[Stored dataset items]
***

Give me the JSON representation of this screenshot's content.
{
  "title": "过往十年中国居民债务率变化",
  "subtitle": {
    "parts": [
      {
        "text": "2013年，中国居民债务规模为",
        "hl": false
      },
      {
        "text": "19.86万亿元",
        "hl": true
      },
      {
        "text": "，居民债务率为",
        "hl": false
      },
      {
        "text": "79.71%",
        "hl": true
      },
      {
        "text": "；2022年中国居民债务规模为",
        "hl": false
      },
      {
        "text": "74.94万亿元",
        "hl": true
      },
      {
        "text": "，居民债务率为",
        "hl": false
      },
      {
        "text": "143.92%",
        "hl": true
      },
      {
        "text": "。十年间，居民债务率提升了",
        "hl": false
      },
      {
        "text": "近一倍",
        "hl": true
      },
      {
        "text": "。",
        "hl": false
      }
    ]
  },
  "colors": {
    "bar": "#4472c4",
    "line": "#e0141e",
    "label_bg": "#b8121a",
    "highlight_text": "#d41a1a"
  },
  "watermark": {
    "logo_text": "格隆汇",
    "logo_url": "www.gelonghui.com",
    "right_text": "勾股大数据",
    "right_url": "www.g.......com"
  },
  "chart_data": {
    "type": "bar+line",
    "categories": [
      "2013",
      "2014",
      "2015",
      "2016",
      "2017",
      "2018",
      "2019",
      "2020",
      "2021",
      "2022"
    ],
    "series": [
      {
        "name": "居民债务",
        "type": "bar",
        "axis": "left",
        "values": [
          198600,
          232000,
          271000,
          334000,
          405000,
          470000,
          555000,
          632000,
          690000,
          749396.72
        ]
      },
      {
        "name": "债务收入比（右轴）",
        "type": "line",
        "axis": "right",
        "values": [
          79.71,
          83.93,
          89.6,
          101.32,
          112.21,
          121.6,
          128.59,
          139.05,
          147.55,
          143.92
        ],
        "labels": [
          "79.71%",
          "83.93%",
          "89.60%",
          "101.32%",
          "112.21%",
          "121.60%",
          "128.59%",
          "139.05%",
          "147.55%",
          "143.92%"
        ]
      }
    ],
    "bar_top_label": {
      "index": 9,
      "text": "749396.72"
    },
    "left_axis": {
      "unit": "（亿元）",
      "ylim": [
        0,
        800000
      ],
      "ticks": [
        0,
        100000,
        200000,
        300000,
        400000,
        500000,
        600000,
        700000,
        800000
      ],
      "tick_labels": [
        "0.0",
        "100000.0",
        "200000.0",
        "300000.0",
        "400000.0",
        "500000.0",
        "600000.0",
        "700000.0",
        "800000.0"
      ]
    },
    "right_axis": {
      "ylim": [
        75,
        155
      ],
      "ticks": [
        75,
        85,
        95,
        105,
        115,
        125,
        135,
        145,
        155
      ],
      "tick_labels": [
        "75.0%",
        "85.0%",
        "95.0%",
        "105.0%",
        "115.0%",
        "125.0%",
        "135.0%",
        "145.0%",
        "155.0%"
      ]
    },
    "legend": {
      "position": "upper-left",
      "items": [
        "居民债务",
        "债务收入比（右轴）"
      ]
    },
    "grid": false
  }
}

***

- **DIRECTIONS**
Nothing may be left out: return each entry exactly as it reads.

- **SOLUTION TO THIS EXERCISE**
Give me the JSON representation of this screenshot's content.
{
  "title": "过往十年中国居民债务率变化",
  "subtitle": {
    "parts": [
      {
        "text": "2013年，中国居民债务规模为",
        "hl": false
      },
      {
        "text": "19.86万亿元",
        "hl": true
      },
      {
        "text": "，居民债务率为",
        "hl": false
      },
      {
        "text": "79.71%",
        "hl": true
      },
      {
        "text": "；2022年中国居民债务规模为",
        "hl": false
      },
      {
        "text": "74.94万亿元",
        "hl": true
      },
      {
        "text": "，居民债务率为",
        "hl": false
      },
      {
        "text": "143.92%",
        "hl": true
      },
      {
        "text": "。十年间，居民债务率提升了",
        "hl": false
      },
      {
        "text": "近一倍",
        "hl": true
      },
      {
        "text": "。",
        "hl": false
      }
    ]
  },
  "colors": {
    "bar": "#4472c4",
    "line": "#e0141e",
    "label_bg": "#b8121a",
    "highlight_text": "#d41a1a"
  },
  "watermark": {
    "logo_text": "格隆汇",
    "logo_url": "www.gelonghui.com",
    "right_text": "勾股大数据",
    "right_url": "www.g.......com"
  },
  "chart_data": {
    "type": "bar+line",
    "categories": [
      "2013",
      "2014",
      "2015",
      "2016",
      "2017",
      "2018",
      "2019",
      "2020",
      "2021",
      "2022"
    ],
    "series": [
      {
        "name": "居民债务",
        "type": "bar",
        "axis": "left",
        "values": [
          198600,
          232000,
          271000,
          334000,
          405000,
          470000,
          555000,
          632000,
          690000,
          749396.72
        ]
      },
      {
        "name": "债务收入比（右轴）",
        "type": "line",
        "axis": "right",
        "values": [
          79.71,
          83.93,
          89.6,
          101.32,
          112.21,
          121.6,
          128.59,
          139.05,
          147.55,
          143.92
        ],
        "labels": [
          "79.71%",
          "83.93%",
          "89.60%",
          "101.32%",
          "112.21%",
          "121.60%",
          "128.59%",
          "139.05%",
          "147.55%",
          "143.92%"
        ]
      }
    ],
    "bar_top_label": {
      "index": 9,
      "text": "749396.72"
    },
    "left_axis": {
      "unit": "（亿元）",
      "ylim": [
        0,
        800000
      ],
      "ticks": [
        0,
        100000,
        200000,
        300000,
        400000,
        500000,
        600000,
        700000,
        800000
      ],
      "tick_labels": [
        "0.0",
        "100000.0",
        "200000.0",
        "300000.0",
        "400000.0",
        "500000.0",
        "600000.0",
        "700000.0",
        "800000.0"
      ]
    },
    "right_axis": {
      "ylim": [
        75,
        155
      ],
      "ticks": [
        75,
        85,
        95,
        105,
        115,
        125,
        135,
        145,
        155
      ],
      "tick_labels": [
        "75.0%",
        "85.0%",
        "95.0%",
        "105.0%",
        "115.0%",
        "125.0%",
        "135.0%",
        "145.0%",
        "155.0%"
      ]
    },
    "legend": {
      "position": "upper-left",
      "items": [
        "居民债务",
        "债务收入比（右轴）"
      ]
    },
    "grid": false
  }
}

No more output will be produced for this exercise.